— Material provided —
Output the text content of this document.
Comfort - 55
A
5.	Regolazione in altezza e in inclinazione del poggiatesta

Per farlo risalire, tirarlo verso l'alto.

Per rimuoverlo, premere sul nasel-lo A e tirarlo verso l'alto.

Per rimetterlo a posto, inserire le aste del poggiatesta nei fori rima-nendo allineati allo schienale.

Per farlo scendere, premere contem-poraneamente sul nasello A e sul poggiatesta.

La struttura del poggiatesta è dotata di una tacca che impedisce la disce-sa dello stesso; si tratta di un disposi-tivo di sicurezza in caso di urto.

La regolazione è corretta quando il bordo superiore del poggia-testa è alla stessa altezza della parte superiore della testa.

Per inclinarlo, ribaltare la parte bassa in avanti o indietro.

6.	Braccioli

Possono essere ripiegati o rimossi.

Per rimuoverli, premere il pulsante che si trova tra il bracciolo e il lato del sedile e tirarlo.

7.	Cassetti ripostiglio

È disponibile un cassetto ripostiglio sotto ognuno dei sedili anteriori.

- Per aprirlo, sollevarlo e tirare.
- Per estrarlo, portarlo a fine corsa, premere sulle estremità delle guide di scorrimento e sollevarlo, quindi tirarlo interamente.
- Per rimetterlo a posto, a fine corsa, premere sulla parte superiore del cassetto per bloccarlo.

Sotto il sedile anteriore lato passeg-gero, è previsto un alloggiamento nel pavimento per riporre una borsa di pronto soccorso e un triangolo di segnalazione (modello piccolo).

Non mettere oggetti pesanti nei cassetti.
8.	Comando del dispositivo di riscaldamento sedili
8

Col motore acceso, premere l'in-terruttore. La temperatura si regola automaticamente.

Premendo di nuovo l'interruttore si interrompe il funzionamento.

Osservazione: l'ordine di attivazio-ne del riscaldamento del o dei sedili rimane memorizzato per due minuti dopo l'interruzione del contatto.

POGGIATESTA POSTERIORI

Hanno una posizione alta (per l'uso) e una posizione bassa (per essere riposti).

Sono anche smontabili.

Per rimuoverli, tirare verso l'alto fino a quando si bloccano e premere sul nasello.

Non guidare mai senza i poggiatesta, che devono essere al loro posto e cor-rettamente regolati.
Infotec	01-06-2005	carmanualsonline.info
---
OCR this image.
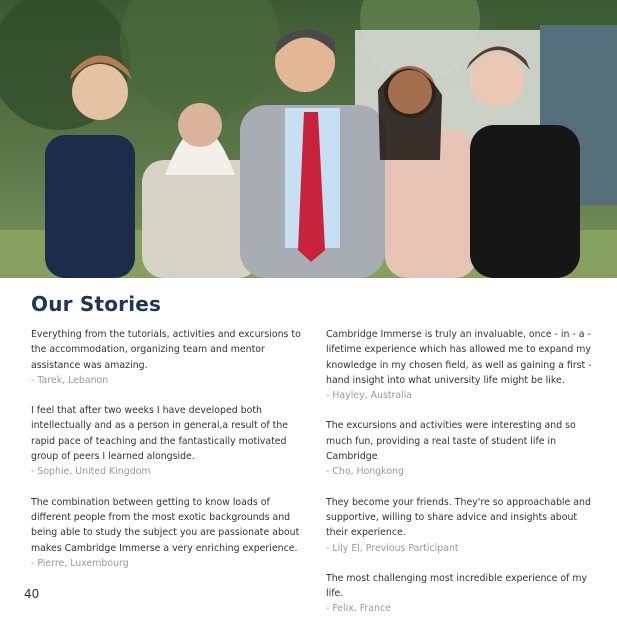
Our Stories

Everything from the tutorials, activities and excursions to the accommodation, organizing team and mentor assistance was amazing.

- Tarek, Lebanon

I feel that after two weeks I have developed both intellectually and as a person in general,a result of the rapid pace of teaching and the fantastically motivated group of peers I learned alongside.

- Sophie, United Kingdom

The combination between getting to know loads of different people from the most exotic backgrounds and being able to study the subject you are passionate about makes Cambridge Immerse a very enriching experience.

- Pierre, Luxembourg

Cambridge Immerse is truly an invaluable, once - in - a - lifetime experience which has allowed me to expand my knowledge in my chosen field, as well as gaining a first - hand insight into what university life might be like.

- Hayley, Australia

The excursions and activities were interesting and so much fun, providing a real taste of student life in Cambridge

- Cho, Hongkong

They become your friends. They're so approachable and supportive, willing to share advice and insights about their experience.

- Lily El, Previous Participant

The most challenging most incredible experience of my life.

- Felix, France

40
---
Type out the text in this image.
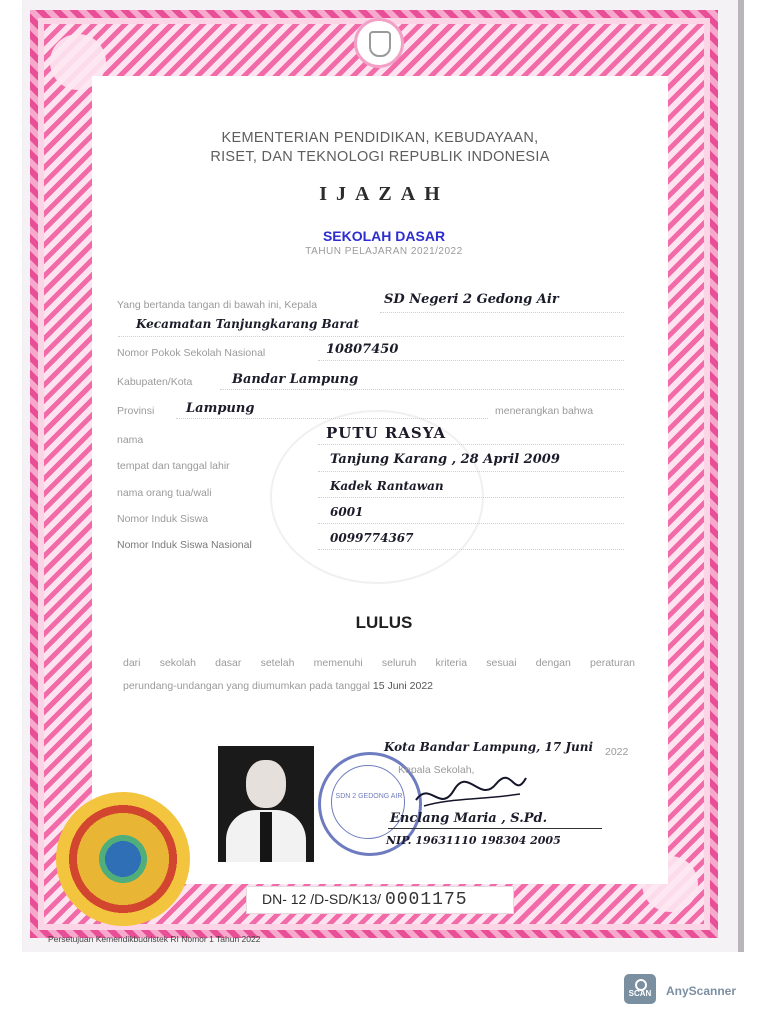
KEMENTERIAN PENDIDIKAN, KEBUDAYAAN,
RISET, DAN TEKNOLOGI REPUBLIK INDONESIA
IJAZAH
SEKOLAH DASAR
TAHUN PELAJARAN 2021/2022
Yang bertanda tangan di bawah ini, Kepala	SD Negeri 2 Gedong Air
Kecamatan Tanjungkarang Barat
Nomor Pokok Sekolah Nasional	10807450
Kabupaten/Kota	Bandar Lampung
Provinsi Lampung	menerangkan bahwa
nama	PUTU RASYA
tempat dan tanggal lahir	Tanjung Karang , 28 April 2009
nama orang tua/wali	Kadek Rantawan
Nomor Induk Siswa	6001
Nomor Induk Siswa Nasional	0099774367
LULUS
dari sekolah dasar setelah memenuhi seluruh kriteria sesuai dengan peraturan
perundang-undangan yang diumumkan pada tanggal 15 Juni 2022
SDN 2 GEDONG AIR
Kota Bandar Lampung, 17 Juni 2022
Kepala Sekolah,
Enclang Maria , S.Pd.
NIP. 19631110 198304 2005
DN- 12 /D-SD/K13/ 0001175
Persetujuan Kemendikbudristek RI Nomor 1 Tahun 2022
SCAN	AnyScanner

— Problem description —
List every line above that contains the word "sedile".

— Response for this exercise —
Per rimuoverli, premere il pulsante che si trova tra il bracciolo e il lato del sedile e tirarlo.
Sotto il sedile anteriore lato passeg-gero, è previsto un alloggiamento nel pavimento per riporre una borsa di pronto soccorso e un triangolo di segnalazione (modello piccolo).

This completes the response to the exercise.